● Short exercise:
Find every line in the records below that contains the word "important", and copy each such line.

● Supplied data:
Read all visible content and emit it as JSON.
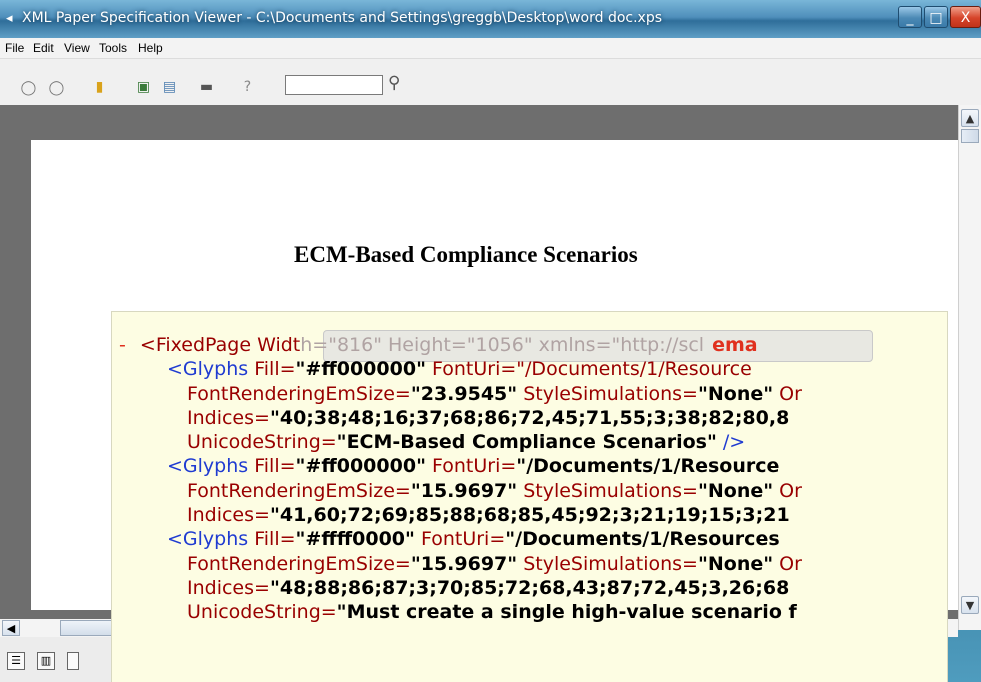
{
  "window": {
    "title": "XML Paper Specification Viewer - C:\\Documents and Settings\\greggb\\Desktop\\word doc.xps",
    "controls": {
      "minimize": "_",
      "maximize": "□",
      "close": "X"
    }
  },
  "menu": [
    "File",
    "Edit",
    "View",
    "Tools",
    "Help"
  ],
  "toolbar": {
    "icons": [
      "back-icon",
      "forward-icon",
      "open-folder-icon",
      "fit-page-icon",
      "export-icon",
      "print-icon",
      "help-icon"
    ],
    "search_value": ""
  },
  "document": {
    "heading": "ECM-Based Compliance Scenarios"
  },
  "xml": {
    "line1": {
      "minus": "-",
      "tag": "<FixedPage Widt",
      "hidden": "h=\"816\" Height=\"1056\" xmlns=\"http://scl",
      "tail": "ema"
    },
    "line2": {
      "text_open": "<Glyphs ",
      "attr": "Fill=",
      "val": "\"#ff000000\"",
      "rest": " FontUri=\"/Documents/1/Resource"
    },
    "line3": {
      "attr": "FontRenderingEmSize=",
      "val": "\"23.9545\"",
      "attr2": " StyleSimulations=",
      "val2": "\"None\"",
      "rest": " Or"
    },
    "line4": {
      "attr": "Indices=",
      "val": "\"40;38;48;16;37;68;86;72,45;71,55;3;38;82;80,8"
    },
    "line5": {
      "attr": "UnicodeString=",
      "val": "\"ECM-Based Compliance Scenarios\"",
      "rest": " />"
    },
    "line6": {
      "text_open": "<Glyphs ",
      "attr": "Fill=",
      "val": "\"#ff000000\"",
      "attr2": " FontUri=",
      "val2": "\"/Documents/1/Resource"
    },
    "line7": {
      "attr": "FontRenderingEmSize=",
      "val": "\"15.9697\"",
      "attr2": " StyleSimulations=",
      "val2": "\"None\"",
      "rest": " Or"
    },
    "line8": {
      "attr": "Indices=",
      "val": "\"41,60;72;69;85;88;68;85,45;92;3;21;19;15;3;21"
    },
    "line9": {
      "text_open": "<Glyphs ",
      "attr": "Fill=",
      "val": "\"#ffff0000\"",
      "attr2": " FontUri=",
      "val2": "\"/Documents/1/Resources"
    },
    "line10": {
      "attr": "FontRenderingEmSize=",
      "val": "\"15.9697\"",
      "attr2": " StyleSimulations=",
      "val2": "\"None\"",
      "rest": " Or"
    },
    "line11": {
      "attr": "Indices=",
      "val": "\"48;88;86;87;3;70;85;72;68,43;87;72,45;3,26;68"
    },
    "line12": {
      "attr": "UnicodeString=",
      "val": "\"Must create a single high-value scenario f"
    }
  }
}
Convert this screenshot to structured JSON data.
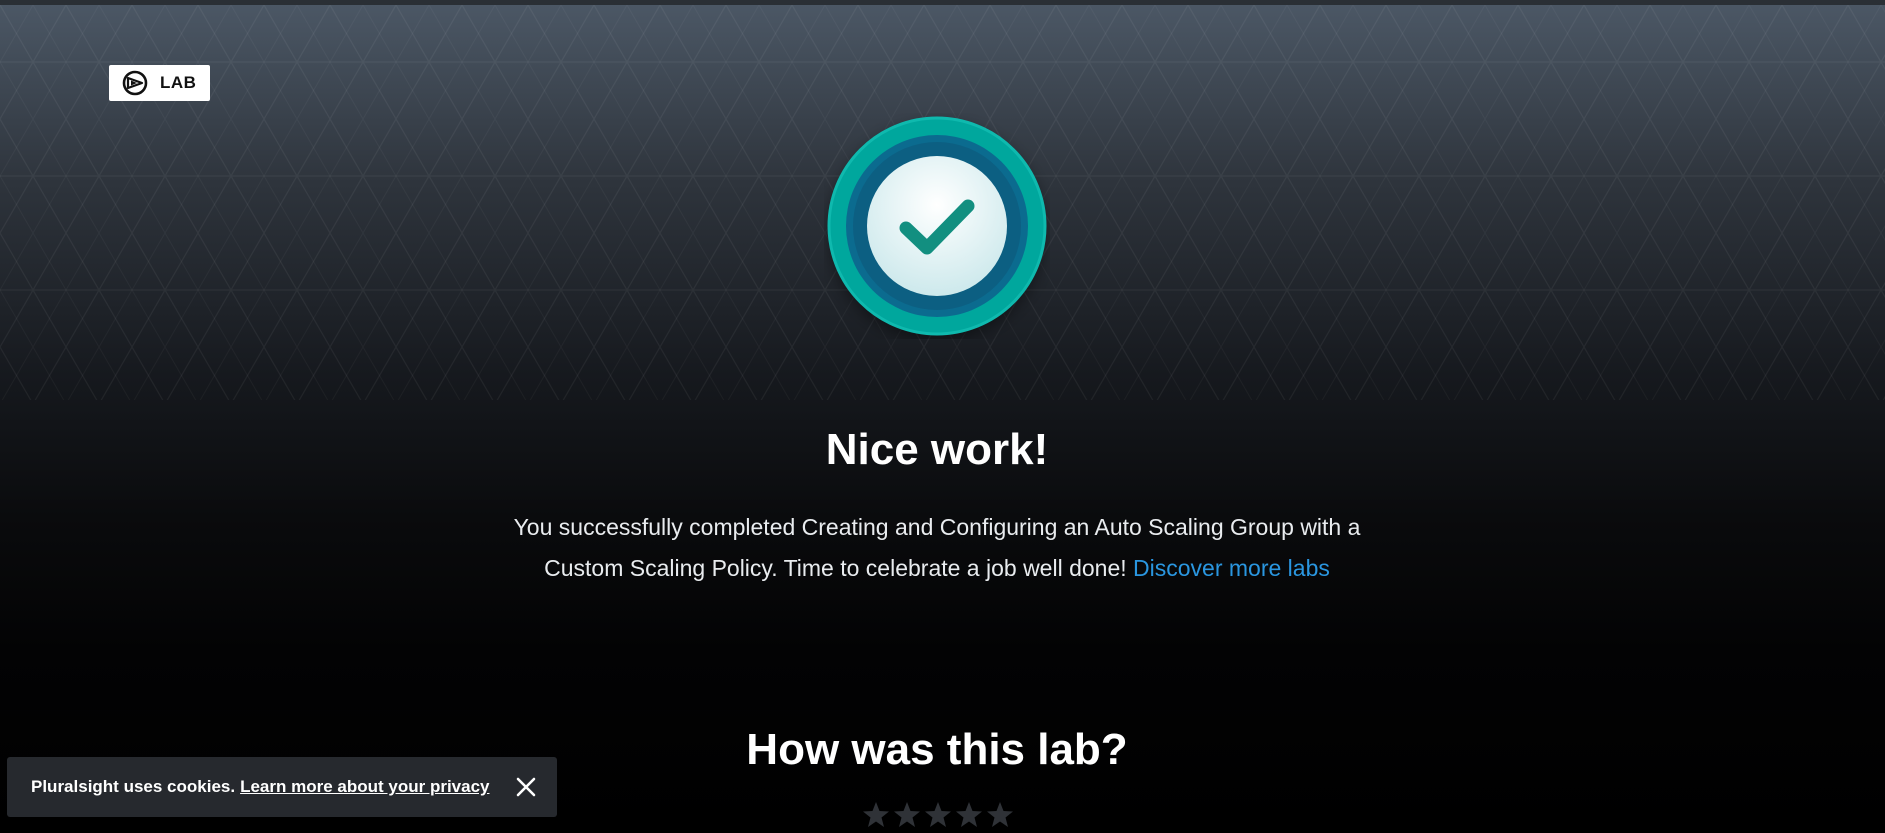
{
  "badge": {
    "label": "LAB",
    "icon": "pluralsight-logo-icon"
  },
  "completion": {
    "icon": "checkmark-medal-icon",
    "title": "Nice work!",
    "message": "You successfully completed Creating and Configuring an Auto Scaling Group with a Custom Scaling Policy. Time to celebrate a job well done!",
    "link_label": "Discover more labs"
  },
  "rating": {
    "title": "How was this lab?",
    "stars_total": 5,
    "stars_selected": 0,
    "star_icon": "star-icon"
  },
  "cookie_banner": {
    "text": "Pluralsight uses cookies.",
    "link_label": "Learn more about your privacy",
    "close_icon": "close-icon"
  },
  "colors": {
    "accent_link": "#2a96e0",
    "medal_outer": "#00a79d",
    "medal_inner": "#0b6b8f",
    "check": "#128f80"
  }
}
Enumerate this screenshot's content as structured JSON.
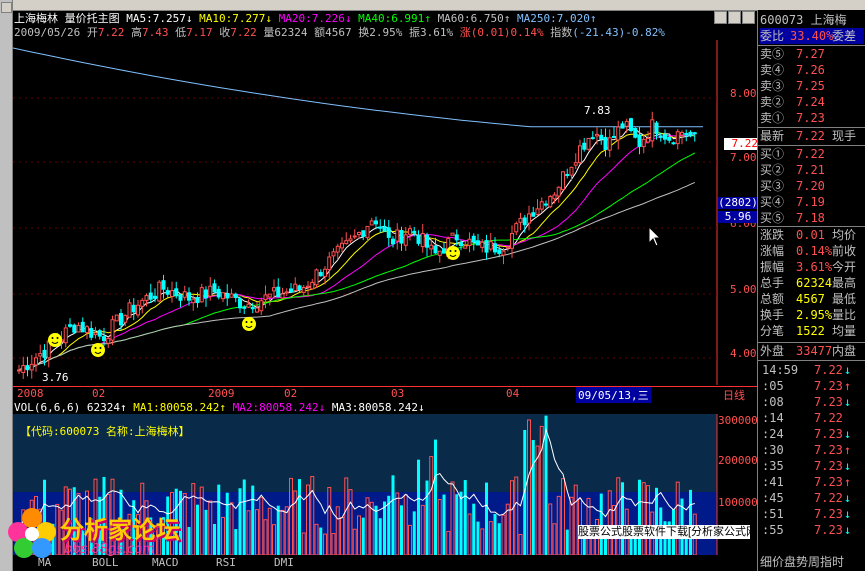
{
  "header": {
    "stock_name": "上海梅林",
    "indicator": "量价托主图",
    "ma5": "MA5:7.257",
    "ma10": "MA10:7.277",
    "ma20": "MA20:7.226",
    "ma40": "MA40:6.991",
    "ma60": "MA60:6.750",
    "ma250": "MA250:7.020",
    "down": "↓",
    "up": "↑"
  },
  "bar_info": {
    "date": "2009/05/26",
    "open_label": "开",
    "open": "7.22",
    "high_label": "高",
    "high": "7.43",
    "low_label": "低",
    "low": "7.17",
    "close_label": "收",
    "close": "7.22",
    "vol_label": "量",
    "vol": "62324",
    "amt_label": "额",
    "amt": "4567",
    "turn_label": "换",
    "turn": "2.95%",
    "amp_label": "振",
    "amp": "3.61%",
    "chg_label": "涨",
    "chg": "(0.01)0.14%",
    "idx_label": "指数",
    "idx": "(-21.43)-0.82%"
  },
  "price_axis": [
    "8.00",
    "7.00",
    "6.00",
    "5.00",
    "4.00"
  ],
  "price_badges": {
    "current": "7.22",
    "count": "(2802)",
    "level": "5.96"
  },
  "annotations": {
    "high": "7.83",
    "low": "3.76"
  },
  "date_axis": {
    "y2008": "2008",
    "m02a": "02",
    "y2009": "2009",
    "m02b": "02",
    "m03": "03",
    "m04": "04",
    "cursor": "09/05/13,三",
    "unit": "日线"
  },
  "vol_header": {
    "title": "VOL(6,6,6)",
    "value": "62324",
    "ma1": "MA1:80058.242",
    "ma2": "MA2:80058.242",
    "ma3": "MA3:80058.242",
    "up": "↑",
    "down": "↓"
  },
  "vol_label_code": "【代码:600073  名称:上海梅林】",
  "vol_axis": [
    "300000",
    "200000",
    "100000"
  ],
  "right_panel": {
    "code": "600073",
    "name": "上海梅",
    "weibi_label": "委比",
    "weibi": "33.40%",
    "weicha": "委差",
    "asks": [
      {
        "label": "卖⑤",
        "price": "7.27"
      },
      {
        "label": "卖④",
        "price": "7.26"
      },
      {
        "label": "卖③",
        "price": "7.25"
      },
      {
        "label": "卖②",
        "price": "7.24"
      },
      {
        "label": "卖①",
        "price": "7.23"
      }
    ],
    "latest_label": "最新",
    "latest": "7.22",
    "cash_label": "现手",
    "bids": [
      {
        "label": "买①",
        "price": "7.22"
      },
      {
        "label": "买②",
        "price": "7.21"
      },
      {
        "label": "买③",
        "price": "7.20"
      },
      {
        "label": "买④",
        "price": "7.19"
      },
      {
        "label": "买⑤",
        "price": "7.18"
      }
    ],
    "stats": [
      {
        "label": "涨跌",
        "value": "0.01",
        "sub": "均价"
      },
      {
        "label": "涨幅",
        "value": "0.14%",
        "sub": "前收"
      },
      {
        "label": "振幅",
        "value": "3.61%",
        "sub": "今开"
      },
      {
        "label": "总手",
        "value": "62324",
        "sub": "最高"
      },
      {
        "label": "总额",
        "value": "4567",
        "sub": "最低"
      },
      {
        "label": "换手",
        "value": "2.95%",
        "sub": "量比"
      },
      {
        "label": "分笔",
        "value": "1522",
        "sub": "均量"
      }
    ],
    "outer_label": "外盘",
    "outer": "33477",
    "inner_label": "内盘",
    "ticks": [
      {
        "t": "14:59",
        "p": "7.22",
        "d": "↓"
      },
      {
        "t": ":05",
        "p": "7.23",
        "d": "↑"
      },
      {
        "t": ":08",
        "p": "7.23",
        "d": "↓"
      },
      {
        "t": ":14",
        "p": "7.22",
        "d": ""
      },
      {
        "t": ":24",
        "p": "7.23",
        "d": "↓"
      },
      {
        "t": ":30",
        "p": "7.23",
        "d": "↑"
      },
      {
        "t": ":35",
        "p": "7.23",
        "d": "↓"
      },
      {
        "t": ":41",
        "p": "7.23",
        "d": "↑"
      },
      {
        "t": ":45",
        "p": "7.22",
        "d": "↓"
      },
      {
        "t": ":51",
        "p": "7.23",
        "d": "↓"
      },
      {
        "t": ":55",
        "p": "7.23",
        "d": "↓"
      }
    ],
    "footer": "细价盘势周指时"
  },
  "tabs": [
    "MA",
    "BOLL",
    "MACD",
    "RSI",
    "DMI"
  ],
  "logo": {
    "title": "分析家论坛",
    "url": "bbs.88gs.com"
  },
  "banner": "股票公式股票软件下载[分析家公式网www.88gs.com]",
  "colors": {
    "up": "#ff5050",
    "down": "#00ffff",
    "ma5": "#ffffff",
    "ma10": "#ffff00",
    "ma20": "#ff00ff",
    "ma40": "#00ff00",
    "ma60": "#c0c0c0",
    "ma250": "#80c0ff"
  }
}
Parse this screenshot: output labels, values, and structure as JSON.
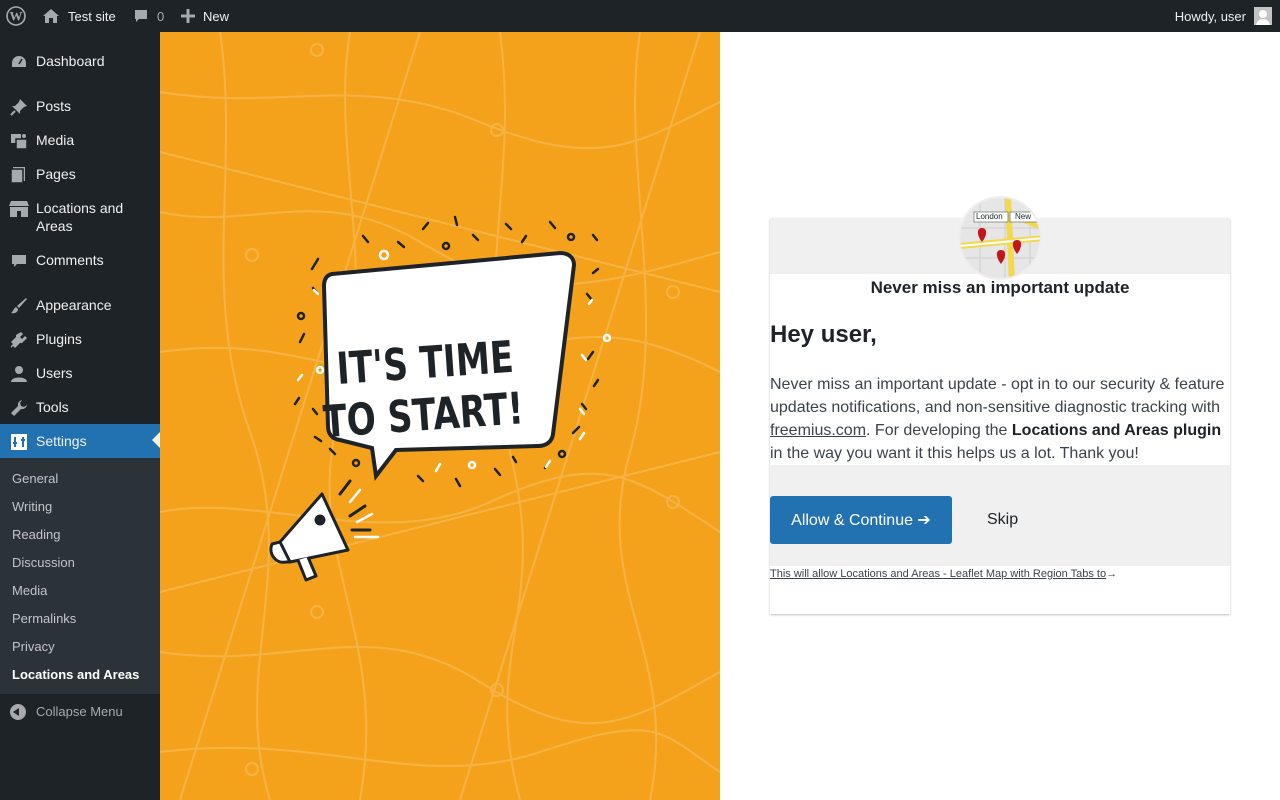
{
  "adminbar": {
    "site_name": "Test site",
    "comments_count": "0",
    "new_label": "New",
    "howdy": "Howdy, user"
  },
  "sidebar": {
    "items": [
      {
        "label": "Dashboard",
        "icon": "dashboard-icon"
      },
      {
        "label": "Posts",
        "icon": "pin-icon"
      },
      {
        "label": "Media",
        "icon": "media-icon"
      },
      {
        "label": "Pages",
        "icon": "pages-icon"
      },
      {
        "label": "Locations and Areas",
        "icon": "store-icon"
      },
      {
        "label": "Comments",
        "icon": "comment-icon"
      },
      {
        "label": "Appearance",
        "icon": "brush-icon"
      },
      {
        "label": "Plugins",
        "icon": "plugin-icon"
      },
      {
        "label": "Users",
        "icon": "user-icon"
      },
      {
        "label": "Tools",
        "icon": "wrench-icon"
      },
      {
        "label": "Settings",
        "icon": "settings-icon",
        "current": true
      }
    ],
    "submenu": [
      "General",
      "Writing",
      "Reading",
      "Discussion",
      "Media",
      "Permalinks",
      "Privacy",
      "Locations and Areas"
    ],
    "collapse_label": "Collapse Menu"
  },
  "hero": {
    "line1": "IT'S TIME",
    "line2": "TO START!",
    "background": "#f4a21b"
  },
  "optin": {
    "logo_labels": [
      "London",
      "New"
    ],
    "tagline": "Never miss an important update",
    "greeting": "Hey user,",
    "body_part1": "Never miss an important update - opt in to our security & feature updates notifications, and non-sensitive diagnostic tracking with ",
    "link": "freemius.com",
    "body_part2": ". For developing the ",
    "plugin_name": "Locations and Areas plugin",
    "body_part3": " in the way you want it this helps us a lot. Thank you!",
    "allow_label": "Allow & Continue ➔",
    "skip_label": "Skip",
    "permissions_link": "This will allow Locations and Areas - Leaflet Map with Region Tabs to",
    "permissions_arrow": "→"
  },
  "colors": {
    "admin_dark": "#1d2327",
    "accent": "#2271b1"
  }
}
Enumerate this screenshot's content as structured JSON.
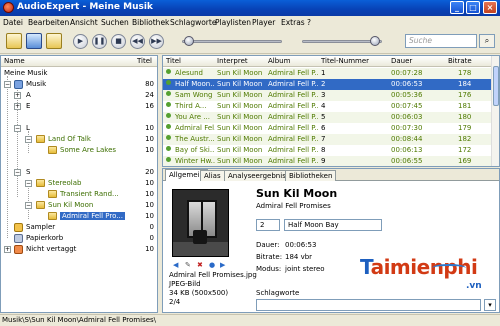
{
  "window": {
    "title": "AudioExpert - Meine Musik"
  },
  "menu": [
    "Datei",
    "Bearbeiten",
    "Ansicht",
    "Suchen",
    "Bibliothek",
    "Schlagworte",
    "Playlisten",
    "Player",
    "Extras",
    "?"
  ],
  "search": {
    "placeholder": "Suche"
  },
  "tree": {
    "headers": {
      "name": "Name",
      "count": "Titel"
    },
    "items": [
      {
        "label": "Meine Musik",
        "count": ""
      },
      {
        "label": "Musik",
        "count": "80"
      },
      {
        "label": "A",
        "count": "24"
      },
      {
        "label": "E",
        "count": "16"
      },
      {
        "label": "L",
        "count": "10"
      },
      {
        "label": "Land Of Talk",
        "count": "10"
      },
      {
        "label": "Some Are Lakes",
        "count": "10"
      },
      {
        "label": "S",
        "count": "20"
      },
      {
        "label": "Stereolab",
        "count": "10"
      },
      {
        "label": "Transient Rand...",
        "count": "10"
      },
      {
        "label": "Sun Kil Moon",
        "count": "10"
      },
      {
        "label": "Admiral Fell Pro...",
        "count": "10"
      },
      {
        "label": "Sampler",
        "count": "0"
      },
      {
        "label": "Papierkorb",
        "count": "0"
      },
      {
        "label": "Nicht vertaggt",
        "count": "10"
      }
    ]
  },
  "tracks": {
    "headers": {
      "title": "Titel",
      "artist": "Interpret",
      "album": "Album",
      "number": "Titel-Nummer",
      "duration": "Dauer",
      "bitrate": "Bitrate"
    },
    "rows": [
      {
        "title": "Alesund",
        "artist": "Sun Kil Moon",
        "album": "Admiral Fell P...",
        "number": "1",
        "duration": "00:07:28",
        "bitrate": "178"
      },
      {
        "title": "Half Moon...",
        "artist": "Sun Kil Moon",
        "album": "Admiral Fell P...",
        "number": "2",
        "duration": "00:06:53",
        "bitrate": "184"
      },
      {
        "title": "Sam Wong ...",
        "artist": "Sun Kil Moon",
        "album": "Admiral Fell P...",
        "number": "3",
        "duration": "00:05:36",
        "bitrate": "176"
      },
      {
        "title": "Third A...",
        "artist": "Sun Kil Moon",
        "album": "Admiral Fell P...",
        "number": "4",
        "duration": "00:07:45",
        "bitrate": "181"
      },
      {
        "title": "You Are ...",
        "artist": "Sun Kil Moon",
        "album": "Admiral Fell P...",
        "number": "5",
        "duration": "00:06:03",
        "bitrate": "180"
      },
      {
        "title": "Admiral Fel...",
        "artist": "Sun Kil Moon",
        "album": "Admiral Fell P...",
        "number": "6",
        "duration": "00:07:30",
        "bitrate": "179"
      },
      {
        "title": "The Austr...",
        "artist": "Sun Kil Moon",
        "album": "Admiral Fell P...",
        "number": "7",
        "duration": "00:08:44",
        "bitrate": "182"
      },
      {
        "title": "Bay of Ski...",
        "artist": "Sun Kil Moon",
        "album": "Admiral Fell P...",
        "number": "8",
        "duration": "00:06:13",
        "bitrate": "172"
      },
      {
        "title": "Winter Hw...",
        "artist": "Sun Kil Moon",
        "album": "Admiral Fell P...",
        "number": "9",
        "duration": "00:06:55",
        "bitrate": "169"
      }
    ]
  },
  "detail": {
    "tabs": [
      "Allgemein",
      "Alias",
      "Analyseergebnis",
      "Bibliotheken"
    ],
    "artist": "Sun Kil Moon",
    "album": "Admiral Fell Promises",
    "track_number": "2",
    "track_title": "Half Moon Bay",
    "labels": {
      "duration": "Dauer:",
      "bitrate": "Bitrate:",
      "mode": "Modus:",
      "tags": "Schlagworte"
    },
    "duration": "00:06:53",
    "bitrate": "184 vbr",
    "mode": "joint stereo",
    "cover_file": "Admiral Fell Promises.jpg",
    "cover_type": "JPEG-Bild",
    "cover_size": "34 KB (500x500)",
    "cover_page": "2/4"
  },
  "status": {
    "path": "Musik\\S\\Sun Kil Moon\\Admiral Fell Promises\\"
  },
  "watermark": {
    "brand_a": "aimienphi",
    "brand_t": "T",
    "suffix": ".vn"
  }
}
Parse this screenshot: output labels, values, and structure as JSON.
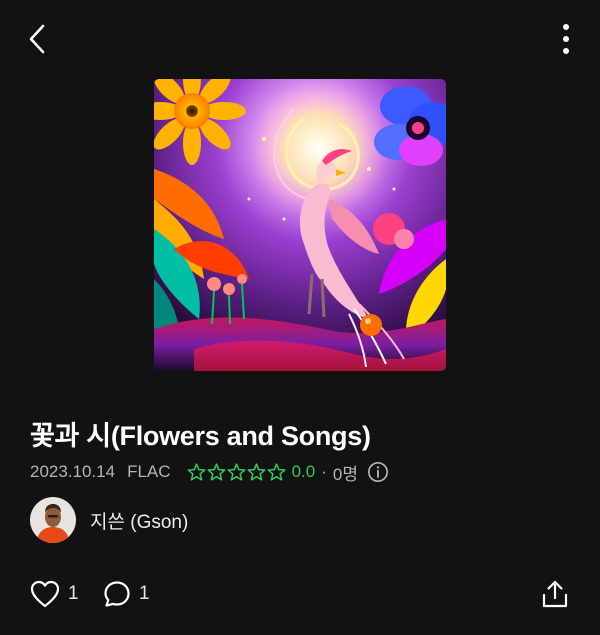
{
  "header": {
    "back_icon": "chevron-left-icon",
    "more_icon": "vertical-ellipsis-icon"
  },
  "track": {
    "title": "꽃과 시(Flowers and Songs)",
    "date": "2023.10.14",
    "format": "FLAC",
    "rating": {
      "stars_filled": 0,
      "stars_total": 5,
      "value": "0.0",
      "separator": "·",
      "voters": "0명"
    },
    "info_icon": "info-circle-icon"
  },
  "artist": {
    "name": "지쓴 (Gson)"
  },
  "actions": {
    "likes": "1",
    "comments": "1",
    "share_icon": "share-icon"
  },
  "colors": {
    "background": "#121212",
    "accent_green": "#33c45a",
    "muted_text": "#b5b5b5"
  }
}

● Exercise solution:
    "tagline": "Never miss an important update",
    "body_part1": "Never miss an important update - opt in to our security & feature updates notifications, and non-sensitive diagnostic tracking with ",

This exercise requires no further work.